§ **Records**:
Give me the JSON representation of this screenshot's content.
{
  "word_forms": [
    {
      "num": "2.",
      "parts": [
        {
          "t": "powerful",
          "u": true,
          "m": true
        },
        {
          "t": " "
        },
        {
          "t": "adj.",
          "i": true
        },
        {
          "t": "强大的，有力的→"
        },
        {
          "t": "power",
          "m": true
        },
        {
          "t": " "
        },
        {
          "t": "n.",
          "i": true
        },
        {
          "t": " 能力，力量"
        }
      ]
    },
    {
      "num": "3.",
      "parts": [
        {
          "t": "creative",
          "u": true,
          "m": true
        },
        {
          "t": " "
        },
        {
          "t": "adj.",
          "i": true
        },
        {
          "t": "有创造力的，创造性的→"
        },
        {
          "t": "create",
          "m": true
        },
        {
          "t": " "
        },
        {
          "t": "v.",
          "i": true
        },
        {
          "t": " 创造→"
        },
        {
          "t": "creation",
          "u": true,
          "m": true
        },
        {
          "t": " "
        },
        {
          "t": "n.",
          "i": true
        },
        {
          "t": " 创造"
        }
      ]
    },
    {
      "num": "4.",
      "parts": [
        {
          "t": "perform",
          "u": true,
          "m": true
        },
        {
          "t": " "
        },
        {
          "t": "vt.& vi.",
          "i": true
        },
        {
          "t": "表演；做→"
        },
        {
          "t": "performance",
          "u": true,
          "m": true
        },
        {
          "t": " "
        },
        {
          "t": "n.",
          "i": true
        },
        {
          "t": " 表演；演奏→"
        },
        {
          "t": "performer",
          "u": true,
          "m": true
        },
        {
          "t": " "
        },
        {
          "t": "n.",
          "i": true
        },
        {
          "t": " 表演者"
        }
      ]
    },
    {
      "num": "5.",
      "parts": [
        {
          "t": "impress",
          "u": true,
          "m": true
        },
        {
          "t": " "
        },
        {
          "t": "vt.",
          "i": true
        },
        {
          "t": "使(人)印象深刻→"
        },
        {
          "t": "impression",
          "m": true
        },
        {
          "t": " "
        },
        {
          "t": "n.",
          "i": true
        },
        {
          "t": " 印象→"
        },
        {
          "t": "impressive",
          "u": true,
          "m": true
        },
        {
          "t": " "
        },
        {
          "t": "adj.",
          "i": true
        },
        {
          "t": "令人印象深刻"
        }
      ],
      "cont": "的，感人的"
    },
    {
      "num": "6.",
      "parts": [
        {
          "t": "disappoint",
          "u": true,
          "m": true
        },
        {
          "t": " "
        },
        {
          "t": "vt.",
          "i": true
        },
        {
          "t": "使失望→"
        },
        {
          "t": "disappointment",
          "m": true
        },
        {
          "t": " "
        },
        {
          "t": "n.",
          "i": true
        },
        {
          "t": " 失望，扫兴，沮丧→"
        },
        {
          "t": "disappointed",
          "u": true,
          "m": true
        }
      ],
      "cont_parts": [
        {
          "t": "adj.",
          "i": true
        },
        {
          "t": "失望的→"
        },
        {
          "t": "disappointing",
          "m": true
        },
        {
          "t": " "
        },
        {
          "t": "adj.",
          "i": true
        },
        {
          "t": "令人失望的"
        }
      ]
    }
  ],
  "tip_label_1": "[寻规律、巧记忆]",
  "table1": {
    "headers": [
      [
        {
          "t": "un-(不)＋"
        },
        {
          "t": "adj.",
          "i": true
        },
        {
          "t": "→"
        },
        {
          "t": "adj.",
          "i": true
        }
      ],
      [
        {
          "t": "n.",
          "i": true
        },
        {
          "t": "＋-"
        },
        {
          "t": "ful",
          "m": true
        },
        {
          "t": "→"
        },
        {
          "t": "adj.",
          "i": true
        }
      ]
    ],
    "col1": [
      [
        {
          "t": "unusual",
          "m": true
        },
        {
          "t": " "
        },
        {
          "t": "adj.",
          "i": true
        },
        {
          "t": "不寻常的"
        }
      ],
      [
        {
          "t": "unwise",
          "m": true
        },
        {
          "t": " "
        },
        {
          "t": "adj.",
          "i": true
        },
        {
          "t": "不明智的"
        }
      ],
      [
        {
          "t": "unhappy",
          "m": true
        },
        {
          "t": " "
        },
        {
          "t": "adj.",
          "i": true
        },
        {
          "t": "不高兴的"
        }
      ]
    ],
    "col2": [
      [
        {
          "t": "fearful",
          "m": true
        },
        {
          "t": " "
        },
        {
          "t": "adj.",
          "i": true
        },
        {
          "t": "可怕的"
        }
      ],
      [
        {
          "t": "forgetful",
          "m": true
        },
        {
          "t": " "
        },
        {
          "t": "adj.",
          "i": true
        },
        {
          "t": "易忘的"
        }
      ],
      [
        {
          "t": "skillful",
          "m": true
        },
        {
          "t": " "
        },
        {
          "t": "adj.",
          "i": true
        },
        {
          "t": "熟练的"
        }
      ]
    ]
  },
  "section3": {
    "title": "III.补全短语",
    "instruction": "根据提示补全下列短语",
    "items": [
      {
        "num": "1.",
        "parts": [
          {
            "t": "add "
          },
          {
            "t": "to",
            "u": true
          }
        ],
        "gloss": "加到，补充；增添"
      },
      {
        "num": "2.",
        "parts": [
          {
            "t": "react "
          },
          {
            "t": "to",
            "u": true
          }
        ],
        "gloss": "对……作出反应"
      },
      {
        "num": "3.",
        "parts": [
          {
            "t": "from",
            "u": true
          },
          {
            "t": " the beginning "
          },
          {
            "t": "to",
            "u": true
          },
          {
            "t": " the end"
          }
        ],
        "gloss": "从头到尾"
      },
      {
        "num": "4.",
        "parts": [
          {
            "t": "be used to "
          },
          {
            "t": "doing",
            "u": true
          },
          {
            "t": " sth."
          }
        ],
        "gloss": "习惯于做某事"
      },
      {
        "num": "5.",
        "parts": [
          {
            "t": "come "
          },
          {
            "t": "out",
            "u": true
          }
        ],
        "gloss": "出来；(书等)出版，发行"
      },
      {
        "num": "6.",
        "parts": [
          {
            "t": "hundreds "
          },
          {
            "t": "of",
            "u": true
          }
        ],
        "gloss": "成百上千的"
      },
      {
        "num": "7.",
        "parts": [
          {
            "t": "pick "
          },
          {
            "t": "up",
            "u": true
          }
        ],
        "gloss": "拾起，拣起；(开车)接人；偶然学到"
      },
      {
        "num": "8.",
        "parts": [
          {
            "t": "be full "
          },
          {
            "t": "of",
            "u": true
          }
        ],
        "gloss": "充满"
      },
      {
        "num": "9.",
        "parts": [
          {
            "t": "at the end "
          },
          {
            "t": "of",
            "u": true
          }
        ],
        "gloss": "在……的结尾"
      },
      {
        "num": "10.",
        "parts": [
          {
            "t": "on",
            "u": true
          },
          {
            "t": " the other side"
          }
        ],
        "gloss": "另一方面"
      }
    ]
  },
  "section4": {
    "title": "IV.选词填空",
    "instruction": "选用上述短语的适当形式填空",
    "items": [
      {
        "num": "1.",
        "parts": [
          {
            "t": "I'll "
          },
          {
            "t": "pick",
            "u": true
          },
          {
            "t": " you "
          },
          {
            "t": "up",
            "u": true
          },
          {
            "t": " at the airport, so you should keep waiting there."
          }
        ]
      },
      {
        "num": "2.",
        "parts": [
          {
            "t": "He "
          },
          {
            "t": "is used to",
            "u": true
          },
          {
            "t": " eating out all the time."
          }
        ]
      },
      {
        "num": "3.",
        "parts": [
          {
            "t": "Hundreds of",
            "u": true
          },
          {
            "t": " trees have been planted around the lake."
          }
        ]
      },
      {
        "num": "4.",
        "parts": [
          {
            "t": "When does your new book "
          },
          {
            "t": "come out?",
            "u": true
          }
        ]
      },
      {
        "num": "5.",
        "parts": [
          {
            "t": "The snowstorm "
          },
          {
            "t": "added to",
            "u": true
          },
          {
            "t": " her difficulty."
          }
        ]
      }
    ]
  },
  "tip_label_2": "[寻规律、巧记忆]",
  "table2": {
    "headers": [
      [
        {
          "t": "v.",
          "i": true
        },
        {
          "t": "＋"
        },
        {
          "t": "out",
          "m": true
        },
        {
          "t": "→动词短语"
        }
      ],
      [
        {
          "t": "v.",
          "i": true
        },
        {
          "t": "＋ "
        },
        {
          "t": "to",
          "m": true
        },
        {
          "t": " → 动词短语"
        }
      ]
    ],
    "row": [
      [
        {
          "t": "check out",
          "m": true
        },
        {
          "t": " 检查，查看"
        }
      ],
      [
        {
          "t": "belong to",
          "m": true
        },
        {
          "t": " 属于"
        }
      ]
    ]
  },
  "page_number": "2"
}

§ **Work required**:
Find the lines above that include the string "instruction" and copy them.

§ **The output**:
    "instruction": "根据提示补全下列短语",
    "instruction": "选用上述短语的适当形式填空",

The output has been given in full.